**WRITTEN INSTRUCTION:** Pictures in the records should not be copied, but every other part must be repeated exactly.
▬▬▬▬▬▬▬▬▬▬
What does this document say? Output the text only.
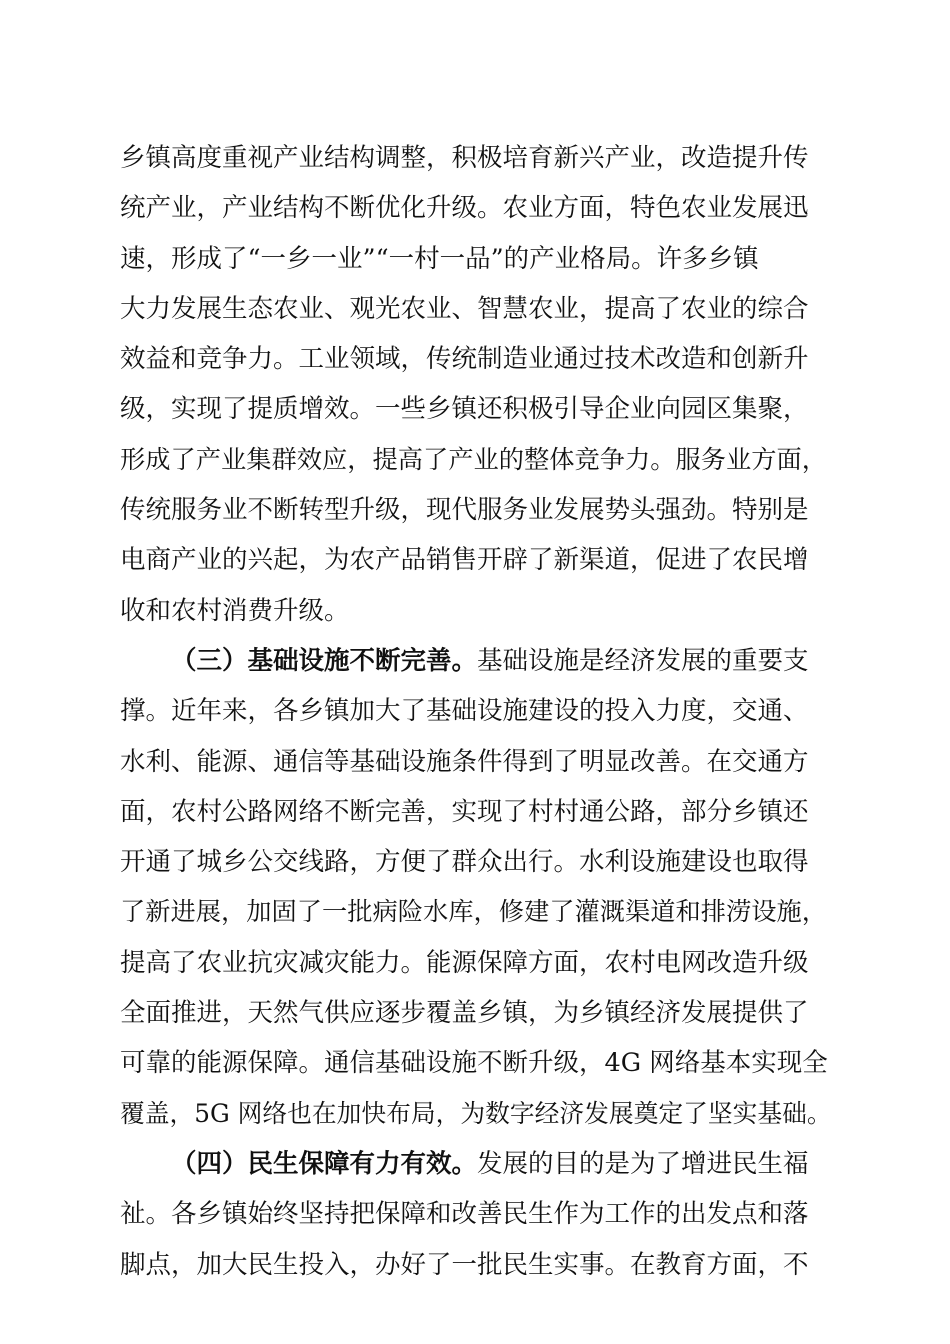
乡镇高度重视产业结构调整，积极培育新兴产业，改造提升传
统产业，产业结构不断优化升级。农业方面，特色农业发展迅
速，形成了“一乡一业”“一村一品”的产业格局。许多乡镇
大力发展生态农业、观光农业、智慧农业，提高了农业的综合
效益和竞争力。工业领域，传统制造业通过技术改造和创新升
级，实现了提质增效。一些乡镇还积极引导企业向园区集聚，
形成了产业集群效应，提高了产业的整体竞争力。服务业方面，
传统服务业不断转型升级，现代服务业发展势头强劲。特别是
电商产业的兴起，为农产品销售开辟了新渠道，促进了农民增
收和农村消费升级。
（三）基础设施不断完善。基础设施是经济发展的重要支
撑。近年来，各乡镇加大了基础设施建设的投入力度，交通、
水利、能源、通信等基础设施条件得到了明显改善。在交通方
面，农村公路网络不断完善，实现了村村通公路，部分乡镇还
开通了城乡公交线路，方便了群众出行。水利设施建设也取得
了新进展，加固了一批病险水库，修建了灌溉渠道和排涝设施，
提高了农业抗灾减灾能力。能源保障方面，农村电网改造升级
全面推进，天然气供应逐步覆盖乡镇，为乡镇经济发展提供了
可靠的能源保障。通信基础设施不断升级，4G 网络基本实现全
覆盖，5G 网络也在加快布局，为数字经济发展奠定了坚实基础。
（四）民生保障有力有效。发展的目的是为了增进民生福
祉。各乡镇始终坚持把保障和改善民生作为工作的出发点和落
脚点，加大民生投入，办好了一批民生实事。在教育方面，不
▬▬▬▬▬▬▬▬▬▬
**IN RESPONSE:**
What does this document say? Output the text only.
乡镇高度重视产业结构调整，积极培育新兴产业，改造提升传
统产业，产业结构不断优化升级。农业方面，特色农业发展迅
速，形成了“一乡一业”“一村一品”的产业格局。许多乡镇
大力发展生态农业、观光农业、智慧农业，提高了农业的综合
效益和竞争力。工业领域，传统制造业通过技术改造和创新升
级，实现了提质增效。一些乡镇还积极引导企业向园区集聚，
形成了产业集群效应，提高了产业的整体竞争力。服务业方面，
传统服务业不断转型升级，现代服务业发展势头强劲。特别是
电商产业的兴起，为农产品销售开辟了新渠道，促进了农民增
收和农村消费升级。
（三）基础设施不断完善。基础设施是经济发展的重要支
撑。近年来，各乡镇加大了基础设施建设的投入力度，交通、
水利、能源、通信等基础设施条件得到了明显改善。在交通方
面，农村公路网络不断完善，实现了村村通公路，部分乡镇还
开通了城乡公交线路，方便了群众出行。水利设施建设也取得
了新进展，加固了一批病险水库，修建了灌溉渠道和排涝设施，
提高了农业抗灾减灾能力。能源保障方面，农村电网改造升级
全面推进，天然气供应逐步覆盖乡镇，为乡镇经济发展提供了
可靠的能源保障。通信基础设施不断升级，4G 网络基本实现全
覆盖，5G 网络也在加快布局，为数字经济发展奠定了坚实基础。
（四）民生保障有力有效。发展的目的是为了增进民生福
祉。各乡镇始终坚持把保障和改善民生作为工作的出发点和落
脚点，加大民生投入，办好了一批民生实事。在教育方面，不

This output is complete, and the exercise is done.